● WHAT IS NEEDED:
Identify every line in the records below that contains the word "this", and copy each of those lines.

● Stored entries:
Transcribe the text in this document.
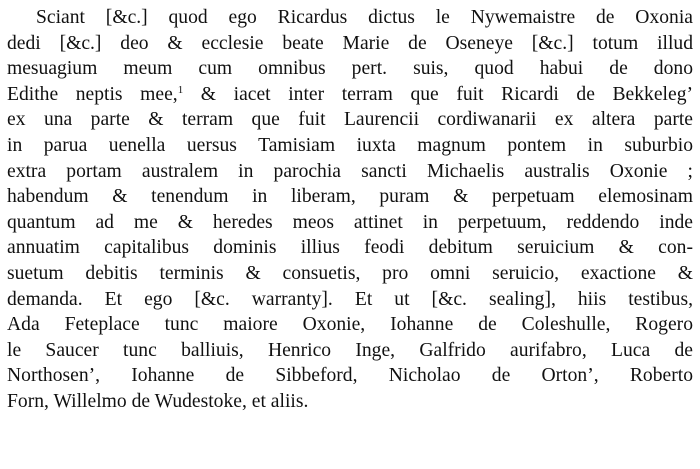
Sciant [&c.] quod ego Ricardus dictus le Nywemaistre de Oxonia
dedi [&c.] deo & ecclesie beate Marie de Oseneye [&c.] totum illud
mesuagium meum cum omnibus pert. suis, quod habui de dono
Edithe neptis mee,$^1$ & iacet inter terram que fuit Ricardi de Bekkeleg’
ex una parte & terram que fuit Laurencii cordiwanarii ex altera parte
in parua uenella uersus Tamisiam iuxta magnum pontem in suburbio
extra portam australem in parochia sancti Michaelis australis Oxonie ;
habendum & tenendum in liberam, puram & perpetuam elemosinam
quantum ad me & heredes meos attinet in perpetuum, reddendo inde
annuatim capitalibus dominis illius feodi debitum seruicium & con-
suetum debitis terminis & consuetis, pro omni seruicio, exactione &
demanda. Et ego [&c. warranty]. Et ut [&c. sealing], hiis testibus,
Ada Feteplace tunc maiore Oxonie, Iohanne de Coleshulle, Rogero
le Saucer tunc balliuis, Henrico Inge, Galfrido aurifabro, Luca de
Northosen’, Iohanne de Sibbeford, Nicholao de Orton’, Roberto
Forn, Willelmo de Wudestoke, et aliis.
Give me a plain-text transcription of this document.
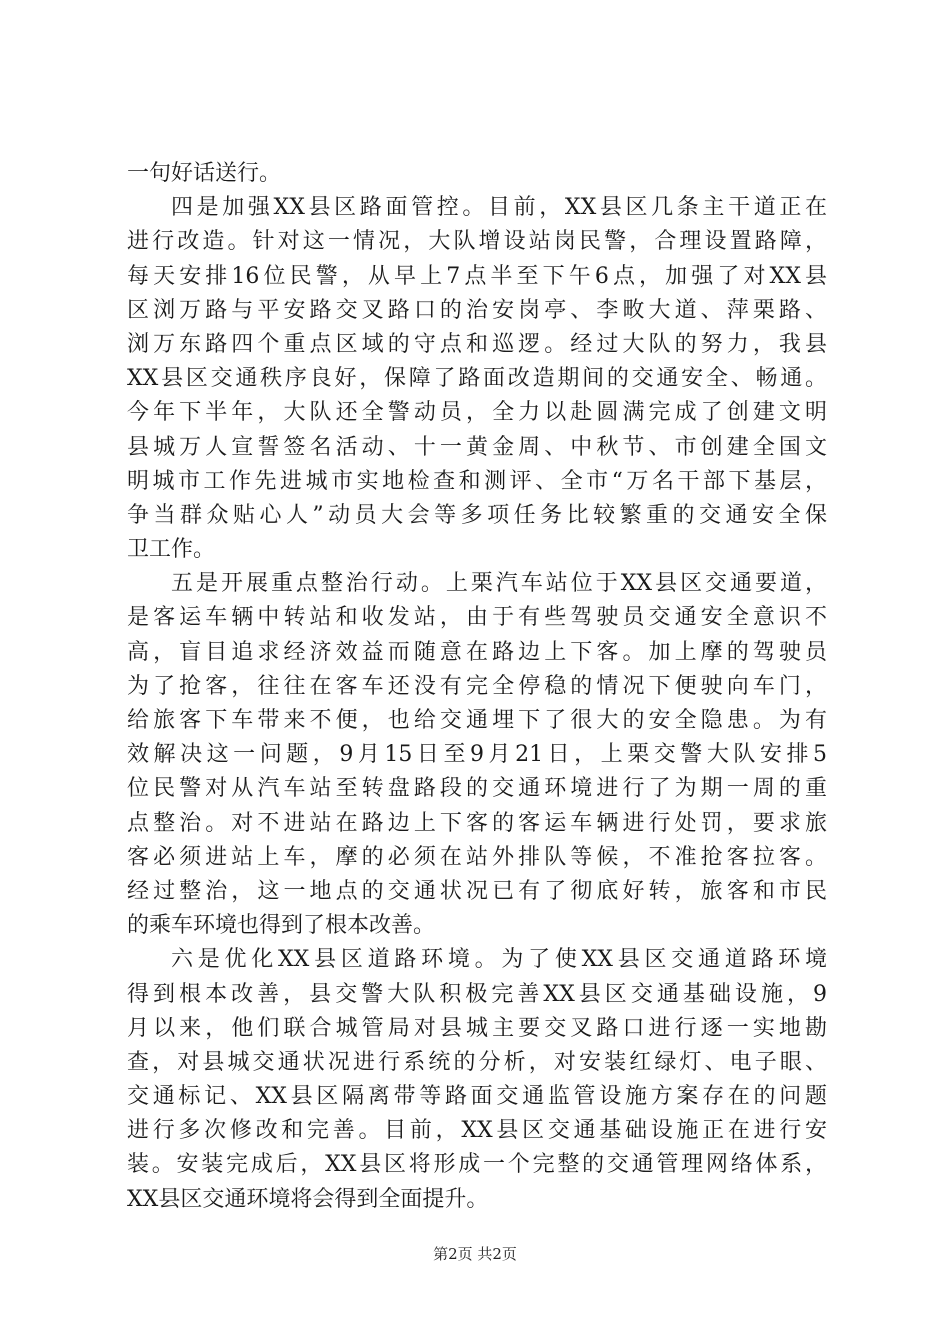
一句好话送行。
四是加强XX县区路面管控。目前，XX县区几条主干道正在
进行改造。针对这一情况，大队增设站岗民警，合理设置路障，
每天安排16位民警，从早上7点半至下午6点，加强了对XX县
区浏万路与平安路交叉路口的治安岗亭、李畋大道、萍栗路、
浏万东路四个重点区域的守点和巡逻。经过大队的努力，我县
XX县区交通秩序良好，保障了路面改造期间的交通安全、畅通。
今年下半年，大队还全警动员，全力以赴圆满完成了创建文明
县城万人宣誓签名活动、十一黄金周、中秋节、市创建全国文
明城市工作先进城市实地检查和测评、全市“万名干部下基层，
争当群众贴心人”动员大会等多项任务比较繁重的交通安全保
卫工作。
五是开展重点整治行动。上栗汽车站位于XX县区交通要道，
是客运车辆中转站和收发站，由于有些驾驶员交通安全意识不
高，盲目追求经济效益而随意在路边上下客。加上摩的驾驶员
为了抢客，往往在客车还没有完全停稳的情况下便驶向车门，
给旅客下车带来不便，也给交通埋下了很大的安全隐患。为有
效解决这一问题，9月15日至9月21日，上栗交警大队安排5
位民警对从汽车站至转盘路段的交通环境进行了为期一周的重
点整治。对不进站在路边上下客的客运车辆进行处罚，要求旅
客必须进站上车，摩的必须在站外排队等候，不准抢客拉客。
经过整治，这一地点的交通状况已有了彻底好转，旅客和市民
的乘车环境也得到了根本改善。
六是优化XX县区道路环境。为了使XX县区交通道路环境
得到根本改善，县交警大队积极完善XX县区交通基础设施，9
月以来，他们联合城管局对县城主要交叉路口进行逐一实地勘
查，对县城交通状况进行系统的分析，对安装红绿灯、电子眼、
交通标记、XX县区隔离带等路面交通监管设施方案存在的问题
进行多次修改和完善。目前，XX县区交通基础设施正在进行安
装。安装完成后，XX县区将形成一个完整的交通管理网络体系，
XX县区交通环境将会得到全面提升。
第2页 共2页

● ANSWER BELOW:
Transcribe the text in this document.
Give me a plain-text transcription of this document.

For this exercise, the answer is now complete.